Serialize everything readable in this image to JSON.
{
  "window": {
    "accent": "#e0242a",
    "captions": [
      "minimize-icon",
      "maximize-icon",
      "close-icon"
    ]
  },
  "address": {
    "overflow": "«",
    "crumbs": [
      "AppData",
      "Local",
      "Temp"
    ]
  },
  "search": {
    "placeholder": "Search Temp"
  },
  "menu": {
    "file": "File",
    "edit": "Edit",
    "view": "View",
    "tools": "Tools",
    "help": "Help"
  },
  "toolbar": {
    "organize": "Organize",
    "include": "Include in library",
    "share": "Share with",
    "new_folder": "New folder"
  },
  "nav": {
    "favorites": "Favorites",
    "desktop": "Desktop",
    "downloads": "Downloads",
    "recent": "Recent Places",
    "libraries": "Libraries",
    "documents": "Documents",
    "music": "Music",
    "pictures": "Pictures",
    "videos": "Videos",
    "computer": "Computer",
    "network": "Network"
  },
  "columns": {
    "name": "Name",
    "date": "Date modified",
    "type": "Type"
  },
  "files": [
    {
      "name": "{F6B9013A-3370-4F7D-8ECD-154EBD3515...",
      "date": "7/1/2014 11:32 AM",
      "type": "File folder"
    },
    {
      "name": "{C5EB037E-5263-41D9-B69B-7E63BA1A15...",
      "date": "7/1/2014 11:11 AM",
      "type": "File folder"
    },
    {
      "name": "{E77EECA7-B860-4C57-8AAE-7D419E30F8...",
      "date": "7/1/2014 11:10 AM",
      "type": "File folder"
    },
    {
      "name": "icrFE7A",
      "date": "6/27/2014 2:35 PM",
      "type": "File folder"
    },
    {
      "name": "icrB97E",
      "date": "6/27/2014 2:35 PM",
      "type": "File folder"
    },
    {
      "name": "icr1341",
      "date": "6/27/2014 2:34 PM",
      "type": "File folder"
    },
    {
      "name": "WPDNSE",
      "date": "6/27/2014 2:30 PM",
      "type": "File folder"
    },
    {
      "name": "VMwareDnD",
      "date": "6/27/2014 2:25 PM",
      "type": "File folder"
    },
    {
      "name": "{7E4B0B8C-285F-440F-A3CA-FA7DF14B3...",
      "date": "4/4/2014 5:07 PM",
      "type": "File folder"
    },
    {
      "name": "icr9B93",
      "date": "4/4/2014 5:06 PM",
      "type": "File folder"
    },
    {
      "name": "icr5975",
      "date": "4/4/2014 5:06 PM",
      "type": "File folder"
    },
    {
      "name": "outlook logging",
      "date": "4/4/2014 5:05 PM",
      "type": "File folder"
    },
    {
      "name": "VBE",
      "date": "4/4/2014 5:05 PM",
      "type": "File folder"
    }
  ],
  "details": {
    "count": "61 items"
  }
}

━━━━━━━━

#### DIRECTIONS:
Using the records above, list each line that includes "icon".

#### EXERCISE RESULT:
      "minimize-icon",
      "maximize-icon",
      "close-icon"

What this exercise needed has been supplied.